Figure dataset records

┄┄┄┄┄┄┄┄┄┄

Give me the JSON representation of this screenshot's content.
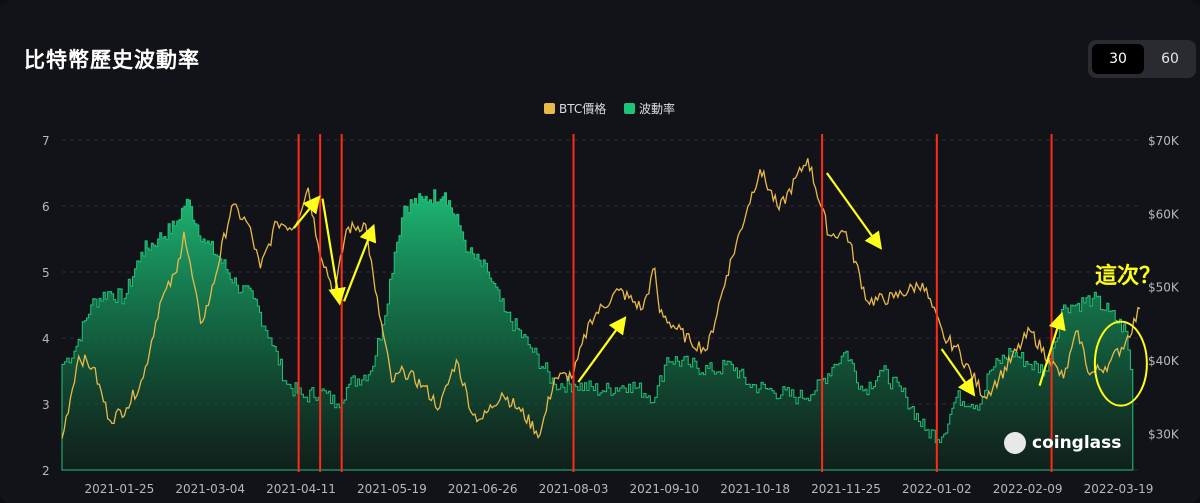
{
  "title": "比特幣歷史波動率",
  "period_options": [
    "30",
    "60"
  ],
  "selected_period": "30",
  "watermark": "coinglass",
  "annotation_text": "這次？",
  "colors": {
    "price": "#e9b949",
    "volatility": "#1ec37a",
    "marker": "#ff2a17",
    "arrow": "#ffff1a",
    "background": "#121318"
  },
  "chart_data": {
    "type": "area",
    "legend": [
      "BTC價格",
      "波動率"
    ],
    "legend_position": "top-center",
    "grid": true,
    "x_tick_labels": [
      "2021-01-25",
      "2021-03-04",
      "2021-04-11",
      "2021-05-19",
      "2021-06-26",
      "2021-08-03",
      "2021-09-10",
      "2021-10-18",
      "2021-11-25",
      "2022-01-02",
      "2022-02-09",
      "2022-03-19"
    ],
    "x_range": [
      "2021-01-01",
      "2022-03-28"
    ],
    "y_left": {
      "label": "",
      "range": [
        2,
        7
      ],
      "ticks": [
        "2",
        "3",
        "4",
        "5",
        "6",
        "7"
      ]
    },
    "y_right": {
      "label": "",
      "range": [
        25000,
        70000
      ],
      "ticks": [
        "$30K",
        "$40K",
        "$50K",
        "$60K",
        "$70K"
      ]
    },
    "series": [
      {
        "name": "BTC價格",
        "axis": "right",
        "points": [
          [
            "2021-01-01",
            29300
          ],
          [
            "2021-01-08",
            40500
          ],
          [
            "2021-01-14",
            39000
          ],
          [
            "2021-01-21",
            31800
          ],
          [
            "2021-01-28",
            33500
          ],
          [
            "2021-02-04",
            37600
          ],
          [
            "2021-02-11",
            47800
          ],
          [
            "2021-02-18",
            52000
          ],
          [
            "2021-02-21",
            57500
          ],
          [
            "2021-02-28",
            45000
          ],
          [
            "2021-03-04",
            48500
          ],
          [
            "2021-03-13",
            61000
          ],
          [
            "2021-03-20",
            58500
          ],
          [
            "2021-03-25",
            52500
          ],
          [
            "2021-04-01",
            58800
          ],
          [
            "2021-04-08",
            58100
          ],
          [
            "2021-04-14",
            63500
          ],
          [
            "2021-04-18",
            56000
          ],
          [
            "2021-04-25",
            49000
          ],
          [
            "2021-04-30",
            57800
          ],
          [
            "2021-05-08",
            58500
          ],
          [
            "2021-05-12",
            49500
          ],
          [
            "2021-05-19",
            37000
          ],
          [
            "2021-05-24",
            38500
          ],
          [
            "2021-06-01",
            36500
          ],
          [
            "2021-06-08",
            33500
          ],
          [
            "2021-06-15",
            40000
          ],
          [
            "2021-06-22",
            32500
          ],
          [
            "2021-06-26",
            32000
          ],
          [
            "2021-07-04",
            35500
          ],
          [
            "2021-07-12",
            33000
          ],
          [
            "2021-07-20",
            29800
          ],
          [
            "2021-07-26",
            37500
          ],
          [
            "2021-08-03",
            38000
          ],
          [
            "2021-08-10",
            45500
          ],
          [
            "2021-08-22",
            49500
          ],
          [
            "2021-09-01",
            47000
          ],
          [
            "2021-09-06",
            52500
          ],
          [
            "2021-09-08",
            46500
          ],
          [
            "2021-09-21",
            42500
          ],
          [
            "2021-09-28",
            41500
          ],
          [
            "2021-10-06",
            51500
          ],
          [
            "2021-10-15",
            61000
          ],
          [
            "2021-10-20",
            66000
          ],
          [
            "2021-10-28",
            60500
          ],
          [
            "2021-11-09",
            67500
          ],
          [
            "2021-11-18",
            57000
          ],
          [
            "2021-11-25",
            57500
          ],
          [
            "2021-12-04",
            48000
          ],
          [
            "2021-12-15",
            48500
          ],
          [
            "2021-12-27",
            50500
          ],
          [
            "2022-01-05",
            43000
          ],
          [
            "2022-01-10",
            41800
          ],
          [
            "2022-01-22",
            35000
          ],
          [
            "2022-01-28",
            37500
          ],
          [
            "2022-02-10",
            44000
          ],
          [
            "2022-02-18",
            40000
          ],
          [
            "2022-02-24",
            37500
          ],
          [
            "2022-03-02",
            44000
          ],
          [
            "2022-03-07",
            38000
          ],
          [
            "2022-03-15",
            39500
          ],
          [
            "2022-03-22",
            42500
          ],
          [
            "2022-03-28",
            47000
          ]
        ]
      },
      {
        "name": "波動率",
        "axis": "left",
        "points": [
          [
            "2021-01-01",
            3.6
          ],
          [
            "2021-01-06",
            3.8
          ],
          [
            "2021-01-13",
            4.5
          ],
          [
            "2021-01-20",
            4.7
          ],
          [
            "2021-01-27",
            4.6
          ],
          [
            "2021-02-03",
            5.3
          ],
          [
            "2021-02-10",
            5.5
          ],
          [
            "2021-02-17",
            5.7
          ],
          [
            "2021-02-22",
            6.1
          ],
          [
            "2021-03-01",
            5.5
          ],
          [
            "2021-03-08",
            5.2
          ],
          [
            "2021-03-15",
            4.8
          ],
          [
            "2021-03-22",
            4.6
          ],
          [
            "2021-03-29",
            4.0
          ],
          [
            "2021-04-05",
            3.3
          ],
          [
            "2021-04-12",
            3.1
          ],
          [
            "2021-04-19",
            3.2
          ],
          [
            "2021-04-26",
            3.0
          ],
          [
            "2021-05-01",
            3.3
          ],
          [
            "2021-05-10",
            3.5
          ],
          [
            "2021-05-15",
            4.2
          ],
          [
            "2021-05-20",
            5.3
          ],
          [
            "2021-05-24",
            6.0
          ],
          [
            "2021-06-01",
            6.1
          ],
          [
            "2021-06-10",
            6.2
          ],
          [
            "2021-06-16",
            5.7
          ],
          [
            "2021-06-20",
            5.3
          ],
          [
            "2021-06-28",
            5.0
          ],
          [
            "2021-07-05",
            4.4
          ],
          [
            "2021-07-15",
            3.9
          ],
          [
            "2021-07-26",
            3.3
          ],
          [
            "2021-08-03",
            3.3
          ],
          [
            "2021-08-15",
            3.2
          ],
          [
            "2021-08-26",
            3.3
          ],
          [
            "2021-09-06",
            3.1
          ],
          [
            "2021-09-11",
            3.7
          ],
          [
            "2021-09-20",
            3.6
          ],
          [
            "2021-09-30",
            3.5
          ],
          [
            "2021-10-08",
            3.6
          ],
          [
            "2021-10-15",
            3.3
          ],
          [
            "2021-10-25",
            3.2
          ],
          [
            "2021-11-05",
            3.1
          ],
          [
            "2021-11-12",
            3.2
          ],
          [
            "2021-11-20",
            3.6
          ],
          [
            "2021-11-25",
            3.8
          ],
          [
            "2021-12-02",
            3.2
          ],
          [
            "2021-12-10",
            3.5
          ],
          [
            "2021-12-20",
            3.1
          ],
          [
            "2021-12-28",
            2.6
          ],
          [
            "2022-01-04",
            2.5
          ],
          [
            "2022-01-10",
            3.1
          ],
          [
            "2022-01-20",
            3.0
          ],
          [
            "2022-01-24",
            3.5
          ],
          [
            "2022-02-02",
            3.8
          ],
          [
            "2022-02-10",
            3.6
          ],
          [
            "2022-02-17",
            3.5
          ],
          [
            "2022-02-24",
            4.5
          ],
          [
            "2022-03-01",
            4.5
          ],
          [
            "2022-03-08",
            4.6
          ],
          [
            "2022-03-15",
            4.4
          ],
          [
            "2022-03-22",
            4.1
          ],
          [
            "2022-03-25",
            3.2
          ]
        ]
      }
    ],
    "marker_dates": [
      "2021-04-10",
      "2021-04-19",
      "2021-04-28",
      "2021-08-03",
      "2021-11-15",
      "2022-01-02",
      "2022-02-19"
    ],
    "arrows": [
      {
        "from": [
          "2021-04-08",
          58000
        ],
        "to": [
          "2021-04-18",
          62000
        ]
      },
      {
        "from": [
          "2021-04-20",
          62000
        ],
        "to": [
          "2021-04-27",
          48000
        ]
      },
      {
        "from": [
          "2021-04-29",
          48000
        ],
        "to": [
          "2021-05-11",
          58000
        ]
      },
      {
        "from": [
          "2021-08-05",
          37000
        ],
        "to": [
          "2021-08-24",
          45500
        ]
      },
      {
        "from": [
          "2021-11-17",
          65500
        ],
        "to": [
          "2021-12-09",
          55500
        ]
      },
      {
        "from": [
          "2022-01-04",
          41500
        ],
        "to": [
          "2022-01-17",
          35500
        ]
      },
      {
        "from": [
          "2022-02-14",
          36500
        ],
        "to": [
          "2022-02-23",
          46000
        ]
      }
    ],
    "highlight_ellipse_center": [
      "2022-03-20",
      39500
    ]
  }
}
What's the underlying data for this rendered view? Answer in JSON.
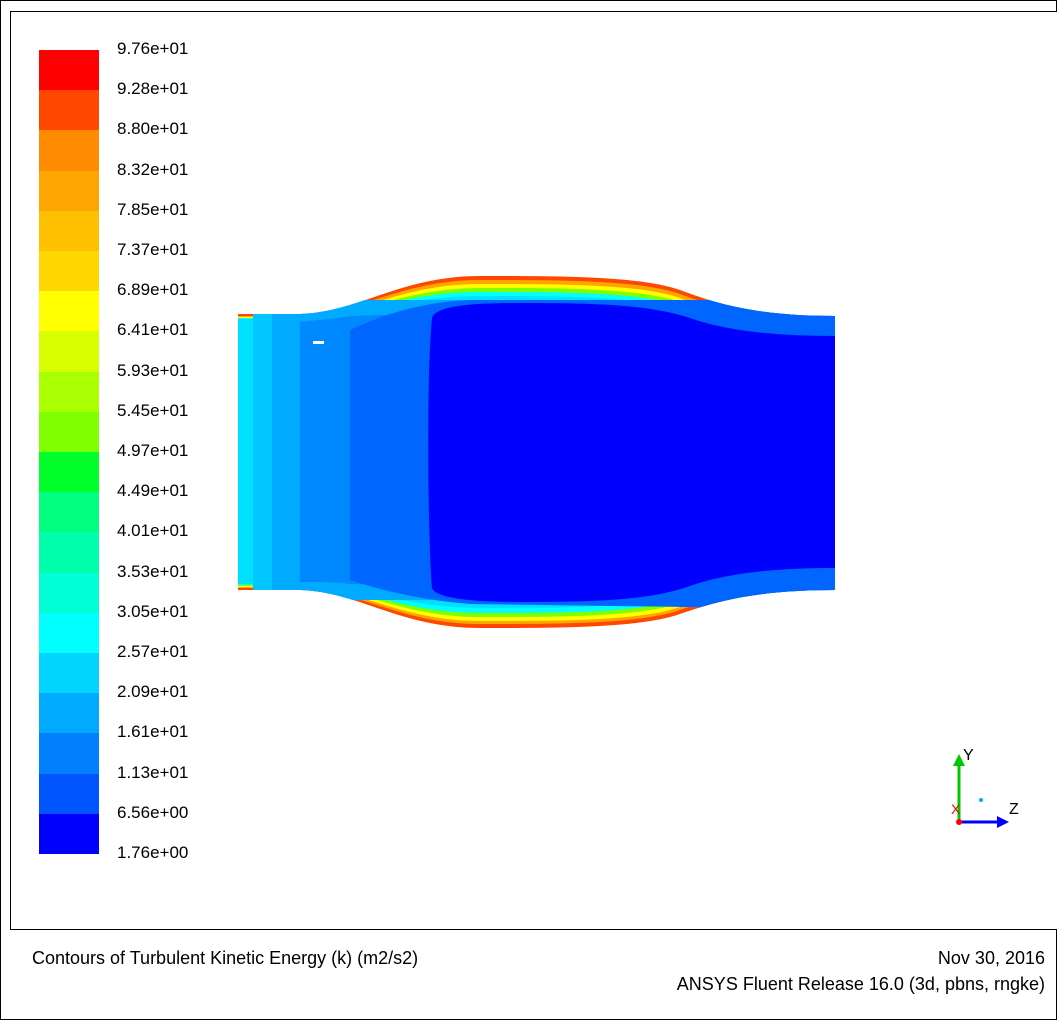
{
  "title": "Contours of Turbulent Kinetic Energy (k) (m2/s2)",
  "date": "Nov 30, 2016",
  "release": "ANSYS Fluent Release 16.0 (3d, pbns, rngke)",
  "legend": {
    "labels": [
      "9.76e+01",
      "9.28e+01",
      "8.80e+01",
      "8.32e+01",
      "7.85e+01",
      "7.37e+01",
      "6.89e+01",
      "6.41e+01",
      "5.93e+01",
      "5.45e+01",
      "4.97e+01",
      "4.49e+01",
      "4.01e+01",
      "3.53e+01",
      "3.05e+01",
      "2.57e+01",
      "2.09e+01",
      "1.61e+01",
      "1.13e+01",
      "6.56e+00",
      "1.76e+00"
    ],
    "colors": [
      "#ff0000",
      "#ff4700",
      "#ff8c00",
      "#ffa500",
      "#ffc000",
      "#ffd700",
      "#ffff00",
      "#d8ff00",
      "#aaff00",
      "#7fff00",
      "#00ff2a",
      "#00ff80",
      "#00ffaa",
      "#00ffd4",
      "#00ffff",
      "#00d4ff",
      "#00aaff",
      "#0080ff",
      "#0055ff",
      "#0000ff"
    ]
  },
  "axes": {
    "x_label": "X",
    "y_label": "Y",
    "z_label": "Z",
    "x_color": "#ff0000",
    "y_color": "#00c800",
    "z_color": "#0000ff"
  },
  "contour_colors": {
    "background_domain": "#0000ff",
    "inlet_band_1": "#00e0ff",
    "inlet_band_2": "#00c8ff",
    "inlet_band_3": "#00aaff",
    "inlet_band_4": "#0088ff",
    "inlet_band_5": "#0066ff",
    "wall_1": "#00ffff",
    "wall_2": "#7fff00",
    "wall_3": "#ffff00",
    "wall_4": "#ffa500",
    "wall_5": "#ff4700"
  }
}
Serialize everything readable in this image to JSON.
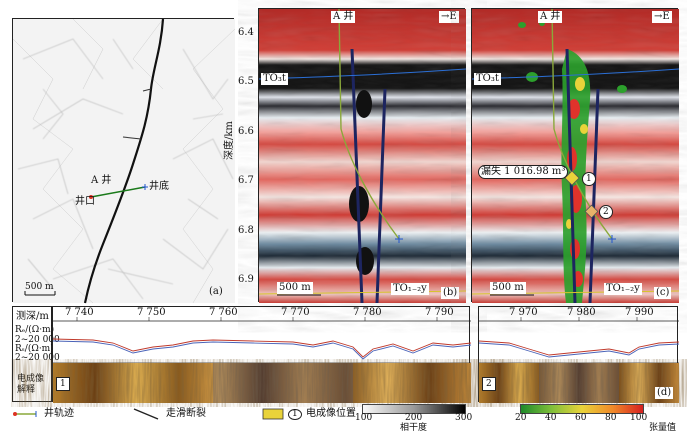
{
  "panel_a": {
    "label": "(a)",
    "scale": "500 m",
    "well_name": "A 井",
    "well_bottom": "井底",
    "wellhead": "井口"
  },
  "panel_b": {
    "label": "(b)",
    "well_name": "A 井",
    "direction": "→E",
    "horizon_top": "TO₃t",
    "horizon_bottom": "TO₁₋₂y",
    "scale": "500 m",
    "yaxis_label": "深度/km",
    "yticks": [
      "6.4",
      "6.5",
      "6.6",
      "6.7",
      "6.8",
      "6.9"
    ]
  },
  "panel_c": {
    "label": "(c)",
    "well_name": "A 井",
    "direction": "→E",
    "horizon_top": "TO₃t",
    "horizon_bottom": "TO₁₋₂y",
    "scale": "500 m",
    "loss_text": "漏失 1 016.98 m³",
    "marker1": "1",
    "marker2": "2"
  },
  "panel_d": {
    "label": "(d)",
    "depth_label": "测深/m",
    "ticks_left": [
      "7 740",
      "7 750",
      "7 760",
      "7 770",
      "7 780",
      "7 790"
    ],
    "ticks_right": [
      "7 970",
      "7 980",
      "7 990"
    ],
    "track1": "Rₑ/(Ω·m)",
    "track1_range": "2~20 000",
    "track2": "Rₛ/(Ω·m)",
    "track2_range": "2~20 000",
    "image_label": "电成像解释",
    "marker1": "1",
    "marker2": "2"
  },
  "legend": {
    "trajectory": "井轨迹",
    "fault": "走滑断裂",
    "image_pos": "电成像位置",
    "image_pos_num": "1",
    "coh_ticks": [
      "100",
      "200",
      "300"
    ],
    "coh_label": "相干度",
    "tension_ticks": [
      "20",
      "40",
      "60",
      "80",
      "100"
    ],
    "tension_label": "张量值"
  },
  "colors": {
    "seis_red": "#c8322e",
    "seis_black": "#111111",
    "seis_white": "#f2f2ee",
    "tension_green": "#2ca02c",
    "trajectory_green": "#8aa83a",
    "log_red": "#c0392b",
    "log_blue": "#4a63b8"
  }
}
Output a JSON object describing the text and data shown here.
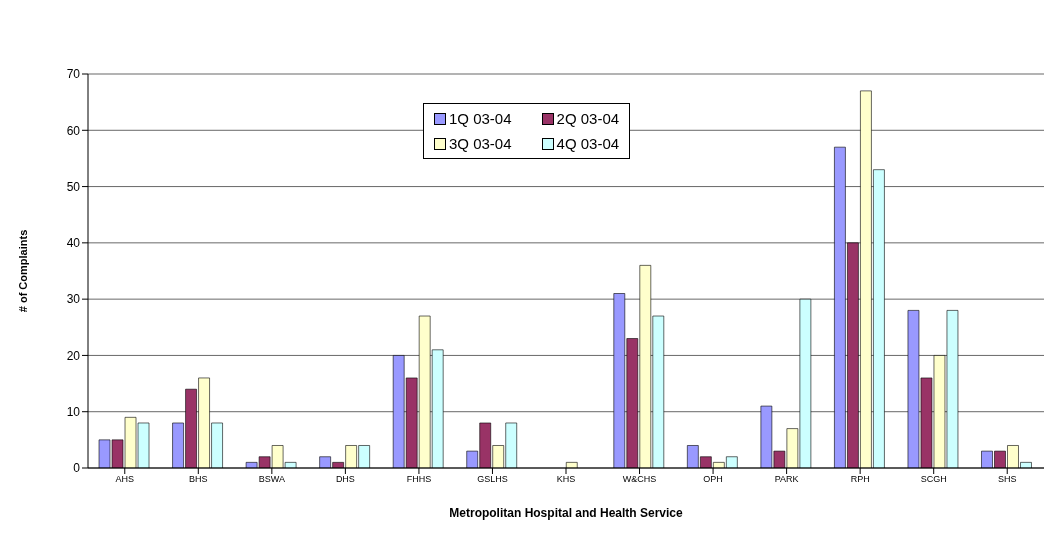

┄┄┄┄┄┄┄┄┄┄

* **Task statement**: List every line in the records above that contains the word "this".

* **Completed task**:
Give me the JSON representation of this screenshot's content.
What's the underlying data for this rendered view? Answer in JSON.
Serialize everything readable in this image to JSON.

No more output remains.